== Provided data

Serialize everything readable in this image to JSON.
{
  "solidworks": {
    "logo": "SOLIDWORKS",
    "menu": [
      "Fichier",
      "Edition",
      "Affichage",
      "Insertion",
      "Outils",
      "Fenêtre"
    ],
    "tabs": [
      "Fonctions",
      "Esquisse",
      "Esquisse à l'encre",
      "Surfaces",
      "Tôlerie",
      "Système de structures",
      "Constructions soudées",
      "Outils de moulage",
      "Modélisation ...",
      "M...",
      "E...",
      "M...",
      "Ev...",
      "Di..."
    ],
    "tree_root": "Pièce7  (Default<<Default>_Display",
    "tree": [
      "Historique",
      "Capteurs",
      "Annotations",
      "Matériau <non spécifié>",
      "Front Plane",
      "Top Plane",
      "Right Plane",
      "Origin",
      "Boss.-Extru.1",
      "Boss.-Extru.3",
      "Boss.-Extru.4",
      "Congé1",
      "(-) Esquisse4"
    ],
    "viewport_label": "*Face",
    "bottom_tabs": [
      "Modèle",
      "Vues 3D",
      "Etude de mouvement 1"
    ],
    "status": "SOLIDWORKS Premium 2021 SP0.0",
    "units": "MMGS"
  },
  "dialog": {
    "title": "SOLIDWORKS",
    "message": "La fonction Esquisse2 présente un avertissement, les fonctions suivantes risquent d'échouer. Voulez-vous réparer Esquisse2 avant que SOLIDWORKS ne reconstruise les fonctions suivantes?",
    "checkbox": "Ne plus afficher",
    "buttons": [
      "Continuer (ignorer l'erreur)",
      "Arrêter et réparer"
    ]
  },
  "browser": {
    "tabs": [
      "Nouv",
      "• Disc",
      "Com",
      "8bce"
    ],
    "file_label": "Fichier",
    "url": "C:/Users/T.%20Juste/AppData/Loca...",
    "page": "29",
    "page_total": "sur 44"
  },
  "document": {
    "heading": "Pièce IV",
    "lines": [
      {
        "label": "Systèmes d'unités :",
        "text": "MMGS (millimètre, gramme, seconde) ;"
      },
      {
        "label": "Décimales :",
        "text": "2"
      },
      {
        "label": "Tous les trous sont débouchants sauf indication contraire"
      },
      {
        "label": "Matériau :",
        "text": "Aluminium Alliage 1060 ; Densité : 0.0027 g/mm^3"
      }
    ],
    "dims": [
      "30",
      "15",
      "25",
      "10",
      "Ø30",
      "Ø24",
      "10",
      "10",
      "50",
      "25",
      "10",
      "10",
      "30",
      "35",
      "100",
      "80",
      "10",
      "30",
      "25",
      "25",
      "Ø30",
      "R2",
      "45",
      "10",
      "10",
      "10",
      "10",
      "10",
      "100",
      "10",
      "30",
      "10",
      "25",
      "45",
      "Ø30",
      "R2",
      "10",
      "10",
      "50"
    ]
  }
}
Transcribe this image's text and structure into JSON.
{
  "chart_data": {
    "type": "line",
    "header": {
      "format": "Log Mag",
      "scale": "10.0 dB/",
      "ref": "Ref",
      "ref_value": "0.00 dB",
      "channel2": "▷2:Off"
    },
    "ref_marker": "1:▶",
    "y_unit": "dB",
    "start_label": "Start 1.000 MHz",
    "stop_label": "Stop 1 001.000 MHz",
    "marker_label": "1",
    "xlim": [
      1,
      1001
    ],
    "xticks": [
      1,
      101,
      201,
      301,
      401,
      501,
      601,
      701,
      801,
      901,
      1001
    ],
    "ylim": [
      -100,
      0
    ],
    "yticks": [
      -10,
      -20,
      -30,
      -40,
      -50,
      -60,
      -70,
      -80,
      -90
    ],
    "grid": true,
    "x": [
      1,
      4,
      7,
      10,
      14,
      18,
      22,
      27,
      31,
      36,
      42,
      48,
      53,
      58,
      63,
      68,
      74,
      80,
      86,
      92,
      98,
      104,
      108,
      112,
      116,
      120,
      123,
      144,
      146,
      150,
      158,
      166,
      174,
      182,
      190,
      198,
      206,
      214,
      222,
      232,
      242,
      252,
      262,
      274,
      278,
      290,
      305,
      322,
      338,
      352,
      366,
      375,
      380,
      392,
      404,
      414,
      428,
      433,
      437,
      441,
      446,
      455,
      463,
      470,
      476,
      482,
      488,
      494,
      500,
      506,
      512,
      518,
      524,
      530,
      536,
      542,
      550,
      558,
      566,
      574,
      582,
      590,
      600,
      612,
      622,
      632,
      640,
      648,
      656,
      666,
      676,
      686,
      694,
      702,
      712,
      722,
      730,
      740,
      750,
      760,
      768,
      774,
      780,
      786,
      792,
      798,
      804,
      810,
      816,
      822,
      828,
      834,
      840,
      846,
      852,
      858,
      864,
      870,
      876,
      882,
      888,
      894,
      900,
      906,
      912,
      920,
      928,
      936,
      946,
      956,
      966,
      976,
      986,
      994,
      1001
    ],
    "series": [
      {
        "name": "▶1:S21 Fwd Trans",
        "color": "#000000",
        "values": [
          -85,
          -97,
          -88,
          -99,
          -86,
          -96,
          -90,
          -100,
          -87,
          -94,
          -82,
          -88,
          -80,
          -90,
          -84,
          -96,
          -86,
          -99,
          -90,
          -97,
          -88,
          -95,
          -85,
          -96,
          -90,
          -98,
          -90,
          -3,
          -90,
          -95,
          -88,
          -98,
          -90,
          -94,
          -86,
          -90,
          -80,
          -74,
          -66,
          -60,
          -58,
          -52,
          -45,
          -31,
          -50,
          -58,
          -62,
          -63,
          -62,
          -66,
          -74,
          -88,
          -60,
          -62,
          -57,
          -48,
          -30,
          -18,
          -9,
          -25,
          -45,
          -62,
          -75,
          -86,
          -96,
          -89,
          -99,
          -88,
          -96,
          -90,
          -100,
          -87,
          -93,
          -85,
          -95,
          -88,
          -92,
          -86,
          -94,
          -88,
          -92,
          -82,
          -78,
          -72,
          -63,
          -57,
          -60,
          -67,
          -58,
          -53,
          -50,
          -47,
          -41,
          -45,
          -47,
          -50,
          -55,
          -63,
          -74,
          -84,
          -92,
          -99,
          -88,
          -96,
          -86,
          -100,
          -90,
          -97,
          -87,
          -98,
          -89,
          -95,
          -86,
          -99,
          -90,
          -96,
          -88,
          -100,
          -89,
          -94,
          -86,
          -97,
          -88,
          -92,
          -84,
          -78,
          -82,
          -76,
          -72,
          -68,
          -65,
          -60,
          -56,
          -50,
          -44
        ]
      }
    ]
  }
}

====

[Objective] Extract every line that has the string "Extru" in it.

[Exercise result]
      "Boss.-Extru.1",
      "Boss.-Extru.3",
      "Boss.-Extru.4",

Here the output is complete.